* [REQUIREMENTS] Images are not part of the copy; transcribe all the data exactly.

:: ENTRIES SUPPLIED

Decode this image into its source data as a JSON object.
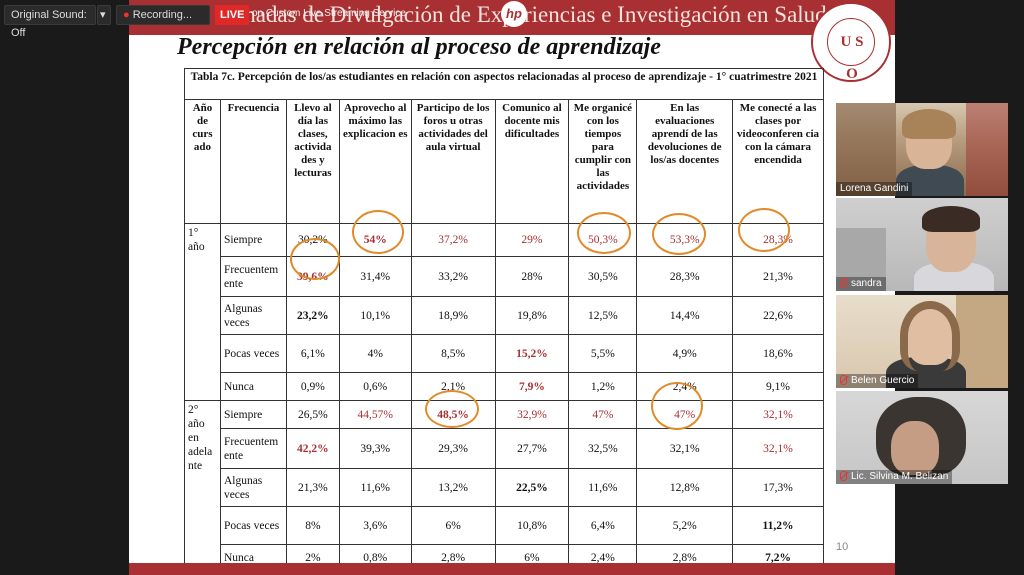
{
  "zoom": {
    "original_sound": "Original Sound: Off",
    "recording": "Recording...",
    "live": "LIVE",
    "live_service": "on Custom Live Streaming Service"
  },
  "slide": {
    "header_title": "Tras las Jornadas de Divulgación de Experiencias e Investigación en Salud",
    "title": "Percepción en relación al proceso de aprendizaje",
    "page_number": "10",
    "table": {
      "caption": "Tabla 7c. Percepción de los/as estudiantes en relación con aspectos relacionadas al proceso de aprendizaje - 1° cuatrimestre 2021",
      "headers": [
        "Año de curs ado",
        "Frecuencia",
        "Llevo al día las clases, activida des y lecturas",
        "Aprovecho al máximo las explicacion es",
        "Participo de los foros u otras actividades del aula virtual",
        "Comunico al docente mis dificultades",
        "Me organicé con los tiempos para cumplir con las actividades",
        "En las evaluaciones aprendí de las devoluciones de los/as docentes",
        "Me conecté a las clases por videoconferen cia con la cámara encendida"
      ],
      "groups": [
        {
          "year": "1° año",
          "rows": [
            {
              "freq": "Siempre",
              "vals": [
                "30,2%",
                "54%",
                "37,2%",
                "29%",
                "50,3%",
                "53,3%",
                "28,3%"
              ]
            },
            {
              "freq": "Frecuentem ente",
              "vals": [
                "39,6%",
                "31,4%",
                "33,2%",
                "28%",
                "30,5%",
                "28,3%",
                "21,3%"
              ]
            },
            {
              "freq": "Algunas veces",
              "vals": [
                "23,2%",
                "10,1%",
                "18,9%",
                "19,8%",
                "12,5%",
                "14,4%",
                "22,6%"
              ]
            },
            {
              "freq": "Pocas veces",
              "vals": [
                "6,1%",
                "4%",
                "8,5%",
                "15,2%",
                "5,5%",
                "4,9%",
                "18,6%"
              ]
            },
            {
              "freq": "Nunca",
              "vals": [
                "0,9%",
                "0,6%",
                "2,1%",
                "7,9%",
                "1,2%",
                "2,4%",
                "9,1%"
              ]
            }
          ]
        },
        {
          "year": "2° año en adela nte",
          "rows": [
            {
              "freq": "Siempre",
              "vals": [
                "26,5%",
                "44,57%",
                "48,5%",
                "32,9%",
                "47%",
                "47%",
                "32,1%"
              ]
            },
            {
              "freq": "Frecuentem ente",
              "vals": [
                "42,2%",
                "39,3%",
                "29,3%",
                "27,7%",
                "32,5%",
                "32,1%",
                "32,1%"
              ]
            },
            {
              "freq": "Algunas veces",
              "vals": [
                "21,3%",
                "11,6%",
                "13,2%",
                "22,5%",
                "11,6%",
                "12,8%",
                "17,3%"
              ]
            },
            {
              "freq": "Pocas veces",
              "vals": [
                "8%",
                "3,6%",
                "6%",
                "10,8%",
                "6,4%",
                "5,2%",
                "11,2%"
              ]
            },
            {
              "freq": "Nunca",
              "vals": [
                "2%",
                "0,8%",
                "2,8%",
                "6%",
                "2,4%",
                "2,8%",
                "7,2%"
              ]
            }
          ]
        }
      ]
    }
  },
  "participants": [
    {
      "name": "Lorena Gandini"
    },
    {
      "name": "sandra"
    },
    {
      "name": "Belen Guercio"
    },
    {
      "name": "Lic. Silvina M. Belizan"
    }
  ],
  "colors": {
    "accent_red": "#a83032",
    "highlight_circle": "#e08a2a"
  }
}
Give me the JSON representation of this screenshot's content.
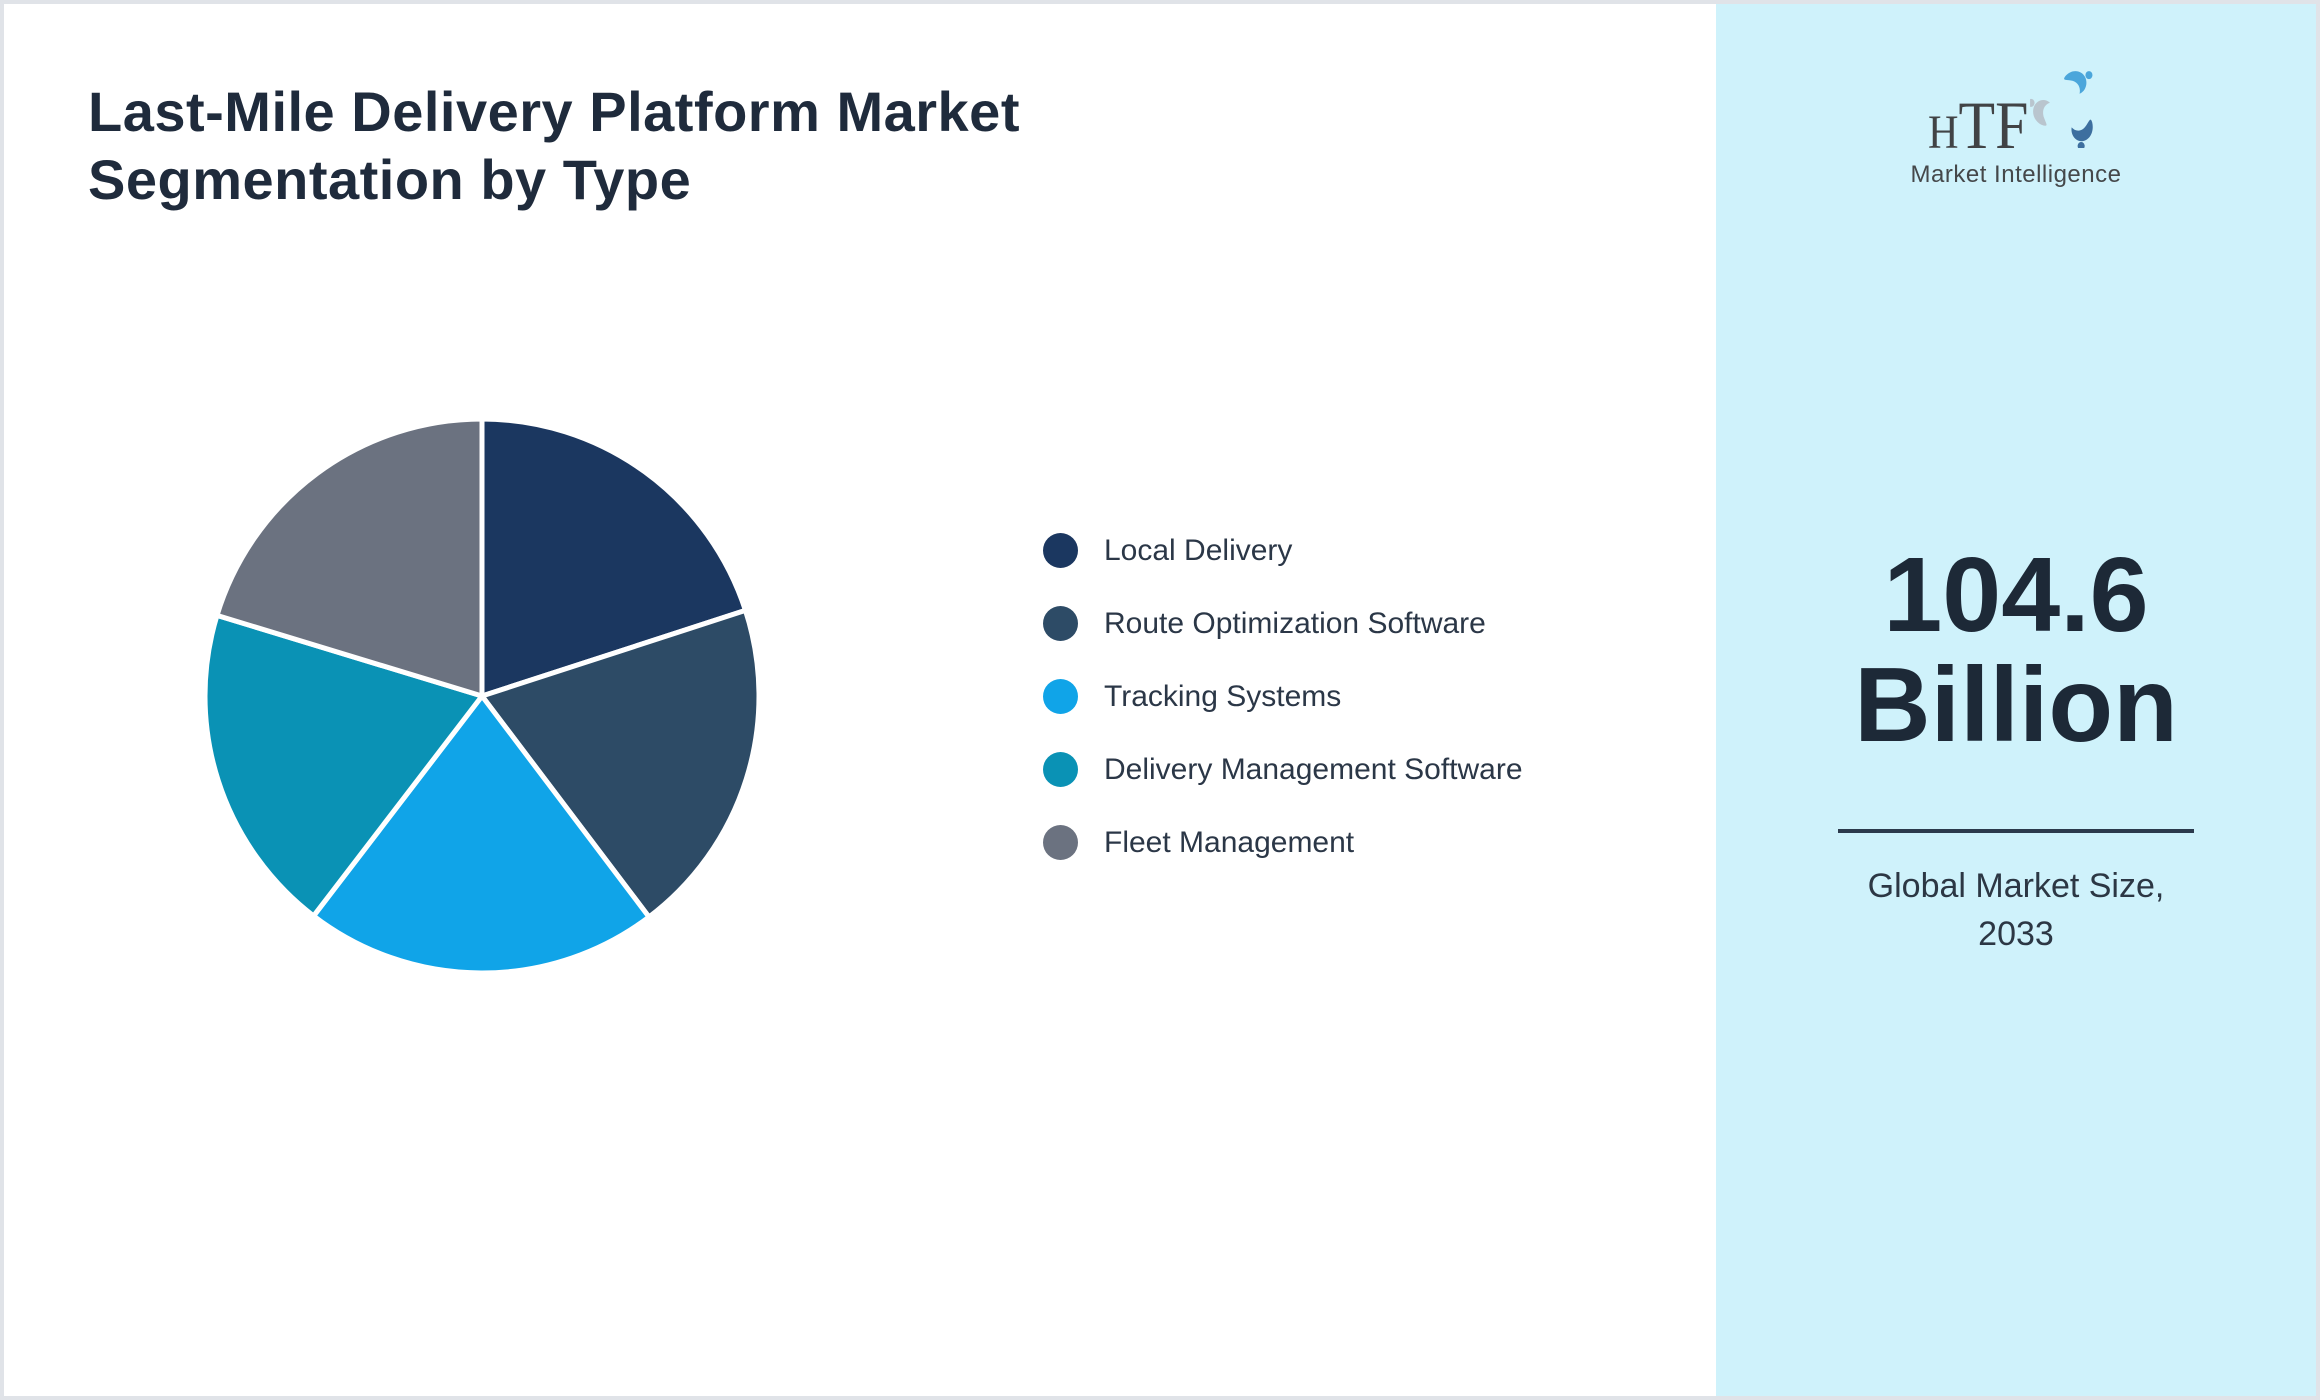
{
  "page": {
    "title": "Last-Mile Delivery Platform Market Segmentation by Type"
  },
  "chart_data": {
    "type": "pie",
    "title": "Last-Mile Delivery Platform Market Segmentation by Type",
    "labels": [
      "Local Delivery",
      "Route Optimization Software",
      "Tracking Systems",
      "Delivery Management Software",
      "Fleet Management"
    ],
    "values": [
      20.0,
      19.7,
      20.7,
      19.3,
      20.3
    ],
    "unit": "percent",
    "colors": [
      "#1b3760",
      "#2d4b66",
      "#10a4e8",
      "#0a92b5",
      "#6b7280"
    ],
    "start_angle_deg": 0,
    "direction": "clockwise",
    "slice_border_color": "#ffffff",
    "legend_position": "right",
    "data_labels": "none"
  },
  "sidebar": {
    "background_color": "#cff2fb",
    "logo": {
      "text_h": "H",
      "text_tf": "TF",
      "subtitle": "Market Intelligence",
      "swirl_colors": [
        "#4ba6db",
        "#3d6f9f",
        "#b9c5ce"
      ]
    },
    "market_size_value": "104.6",
    "market_size_unit": "Billion",
    "caption_line1": "Global Market Size,",
    "caption_line2": "2033",
    "accent_text_color": "#1d2937"
  }
}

::::

* [SOLUTION TO THE PROBLEM]
Decode this image into its source data as a JSON object.
{
  "zoom": {
    "original_sound": "Original Sound: Off",
    "recording": "Recording...",
    "live": "LIVE",
    "live_service": "on Custom Live Streaming Service"
  },
  "slide": {
    "header_title": "Tras las Jornadas de Divulgación de Experiencias e Investigación en Salud",
    "title": "Percepción en relación al proceso de aprendizaje",
    "page_number": "10",
    "table": {
      "caption": "Tabla 7c. Percepción de los/as estudiantes en relación con aspectos relacionadas al proceso de aprendizaje - 1° cuatrimestre 2021",
      "headers": [
        "Año de curs ado",
        "Frecuencia",
        "Llevo al día las clases, activida des y lecturas",
        "Aprovecho al máximo las explicacion es",
        "Participo de los foros u otras actividades del aula virtual",
        "Comunico al docente mis dificultades",
        "Me organicé con los tiempos para cumplir con las actividades",
        "En las evaluaciones aprendí de las devoluciones de los/as docentes",
        "Me conecté a las clases por videoconferen cia con la cámara encendida"
      ],
      "groups": [
        {
          "year": "1° año",
          "rows": [
            {
              "freq": "Siempre",
              "vals": [
                "30,2%",
                "54%",
                "37,2%",
                "29%",
                "50,3%",
                "53,3%",
                "28,3%"
              ]
            },
            {
              "freq": "Frecuentem ente",
              "vals": [
                "39,6%",
                "31,4%",
                "33,2%",
                "28%",
                "30,5%",
                "28,3%",
                "21,3%"
              ]
            },
            {
              "freq": "Algunas veces",
              "vals": [
                "23,2%",
                "10,1%",
                "18,9%",
                "19,8%",
                "12,5%",
                "14,4%",
                "22,6%"
              ]
            },
            {
              "freq": "Pocas veces",
              "vals": [
                "6,1%",
                "4%",
                "8,5%",
                "15,2%",
                "5,5%",
                "4,9%",
                "18,6%"
              ]
            },
            {
              "freq": "Nunca",
              "vals": [
                "0,9%",
                "0,6%",
                "2,1%",
                "7,9%",
                "1,2%",
                "2,4%",
                "9,1%"
              ]
            }
          ]
        },
        {
          "year": "2° año en adela nte",
          "rows": [
            {
              "freq": "Siempre",
              "vals": [
                "26,5%",
                "44,57%",
                "48,5%",
                "32,9%",
                "47%",
                "47%",
                "32,1%"
              ]
            },
            {
              "freq": "Frecuentem ente",
              "vals": [
                "42,2%",
                "39,3%",
                "29,3%",
                "27,7%",
                "32,5%",
                "32,1%",
                "32,1%"
              ]
            },
            {
              "freq": "Algunas veces",
              "vals": [
                "21,3%",
                "11,6%",
                "13,2%",
                "22,5%",
                "11,6%",
                "12,8%",
                "17,3%"
              ]
            },
            {
              "freq": "Pocas veces",
              "vals": [
                "8%",
                "3,6%",
                "6%",
                "10,8%",
                "6,4%",
                "5,2%",
                "11,2%"
              ]
            },
            {
              "freq": "Nunca",
              "vals": [
                "2%",
                "0,8%",
                "2,8%",
                "6%",
                "2,4%",
                "2,8%",
                "7,2%"
              ]
            }
          ]
        }
      ]
    }
  },
  "participants": [
    {
      "name": "Lorena Gandini"
    },
    {
      "name": "sandra"
    },
    {
      "name": "Belen Guercio"
    },
    {
      "name": "Lic. Silvina M. Belizan"
    }
  ],
  "colors": {
    "accent_red": "#a83032",
    "highlight_circle": "#e08a2a"
  }
}
Give me the JSON representation of this screenshot's content.
{
  "page": {
    "title": "Last-Mile Delivery Platform Market Segmentation by Type"
  },
  "chart_data": {
    "type": "pie",
    "title": "Last-Mile Delivery Platform Market Segmentation by Type",
    "labels": [
      "Local Delivery",
      "Route Optimization Software",
      "Tracking Systems",
      "Delivery Management Software",
      "Fleet Management"
    ],
    "values": [
      20.0,
      19.7,
      20.7,
      19.3,
      20.3
    ],
    "unit": "percent",
    "colors": [
      "#1b3760",
      "#2d4b66",
      "#10a4e8",
      "#0a92b5",
      "#6b7280"
    ],
    "start_angle_deg": 0,
    "direction": "clockwise",
    "slice_border_color": "#ffffff",
    "legend_position": "right",
    "data_labels": "none"
  },
  "sidebar": {
    "background_color": "#cff2fb",
    "logo": {
      "text_h": "H",
      "text_tf": "TF",
      "subtitle": "Market Intelligence",
      "swirl_colors": [
        "#4ba6db",
        "#3d6f9f",
        "#b9c5ce"
      ]
    },
    "market_size_value": "104.6",
    "market_size_unit": "Billion",
    "caption_line1": "Global Market Size,",
    "caption_line2": "2033",
    "accent_text_color": "#1d2937"
  }
}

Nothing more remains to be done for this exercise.